■ WRITTEN REQUEST
Copy each line that contains the string "Server".

■ DATA FOR THE TASK
— Begin —
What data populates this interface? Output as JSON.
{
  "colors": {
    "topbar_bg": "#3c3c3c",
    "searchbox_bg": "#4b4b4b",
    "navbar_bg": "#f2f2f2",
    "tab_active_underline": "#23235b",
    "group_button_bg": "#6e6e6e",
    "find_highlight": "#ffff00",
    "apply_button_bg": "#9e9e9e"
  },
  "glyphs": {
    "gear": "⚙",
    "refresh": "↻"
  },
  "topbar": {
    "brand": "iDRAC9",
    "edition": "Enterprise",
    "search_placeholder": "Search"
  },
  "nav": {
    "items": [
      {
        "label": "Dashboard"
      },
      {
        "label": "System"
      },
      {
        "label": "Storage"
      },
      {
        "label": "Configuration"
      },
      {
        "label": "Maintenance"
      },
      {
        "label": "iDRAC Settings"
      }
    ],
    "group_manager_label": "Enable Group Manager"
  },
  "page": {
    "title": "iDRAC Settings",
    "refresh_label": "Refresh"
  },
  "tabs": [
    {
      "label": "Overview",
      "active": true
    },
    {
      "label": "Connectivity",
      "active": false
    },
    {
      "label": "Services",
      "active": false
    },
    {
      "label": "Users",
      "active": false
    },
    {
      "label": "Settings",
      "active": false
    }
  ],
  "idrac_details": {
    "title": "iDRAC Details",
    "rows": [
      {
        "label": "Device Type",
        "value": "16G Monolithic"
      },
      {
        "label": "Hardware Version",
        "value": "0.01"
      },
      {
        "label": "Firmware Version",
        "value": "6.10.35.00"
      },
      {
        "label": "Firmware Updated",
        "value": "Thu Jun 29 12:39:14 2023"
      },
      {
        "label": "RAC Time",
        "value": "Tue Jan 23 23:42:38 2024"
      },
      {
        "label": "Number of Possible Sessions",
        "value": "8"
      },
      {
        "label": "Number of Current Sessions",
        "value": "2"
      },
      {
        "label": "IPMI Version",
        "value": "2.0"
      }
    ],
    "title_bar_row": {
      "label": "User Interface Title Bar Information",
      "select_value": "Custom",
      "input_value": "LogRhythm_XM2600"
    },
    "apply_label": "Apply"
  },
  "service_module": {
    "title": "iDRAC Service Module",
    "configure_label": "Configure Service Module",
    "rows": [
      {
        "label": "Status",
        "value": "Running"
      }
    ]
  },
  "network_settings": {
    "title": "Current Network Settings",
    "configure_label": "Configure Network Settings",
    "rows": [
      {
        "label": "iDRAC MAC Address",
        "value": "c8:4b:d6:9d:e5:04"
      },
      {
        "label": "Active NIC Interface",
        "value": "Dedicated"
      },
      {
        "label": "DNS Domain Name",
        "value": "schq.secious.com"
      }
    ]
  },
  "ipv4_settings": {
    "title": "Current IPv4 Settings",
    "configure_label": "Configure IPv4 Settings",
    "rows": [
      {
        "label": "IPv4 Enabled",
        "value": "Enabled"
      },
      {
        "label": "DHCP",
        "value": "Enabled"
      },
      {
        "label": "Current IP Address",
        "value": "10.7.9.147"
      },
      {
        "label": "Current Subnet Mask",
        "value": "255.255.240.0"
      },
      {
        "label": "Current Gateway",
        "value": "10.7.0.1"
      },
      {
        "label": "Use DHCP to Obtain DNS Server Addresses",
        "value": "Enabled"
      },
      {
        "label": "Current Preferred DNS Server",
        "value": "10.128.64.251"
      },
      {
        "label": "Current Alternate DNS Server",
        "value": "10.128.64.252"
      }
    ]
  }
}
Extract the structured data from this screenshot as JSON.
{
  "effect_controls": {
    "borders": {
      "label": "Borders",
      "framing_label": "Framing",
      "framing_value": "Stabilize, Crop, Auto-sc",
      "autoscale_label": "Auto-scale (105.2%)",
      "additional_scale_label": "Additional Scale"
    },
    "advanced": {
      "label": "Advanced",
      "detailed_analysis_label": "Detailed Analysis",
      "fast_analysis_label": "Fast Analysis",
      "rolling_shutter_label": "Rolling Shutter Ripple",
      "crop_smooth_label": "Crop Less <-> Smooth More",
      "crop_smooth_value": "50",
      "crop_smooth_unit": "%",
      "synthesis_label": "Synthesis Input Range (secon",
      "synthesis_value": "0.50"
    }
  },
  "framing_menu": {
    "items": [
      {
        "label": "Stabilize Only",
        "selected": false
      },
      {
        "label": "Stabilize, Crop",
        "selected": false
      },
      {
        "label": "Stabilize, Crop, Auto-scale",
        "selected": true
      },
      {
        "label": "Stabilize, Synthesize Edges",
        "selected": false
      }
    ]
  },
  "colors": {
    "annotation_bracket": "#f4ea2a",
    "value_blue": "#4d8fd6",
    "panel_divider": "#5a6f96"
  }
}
— End —
■ RESULT OF THE TASK
        "label": "Use DHCP to Obtain DNS Server Addresses",
        "label": "Current Preferred DNS Server",
        "label": "Current Alternate DNS Server",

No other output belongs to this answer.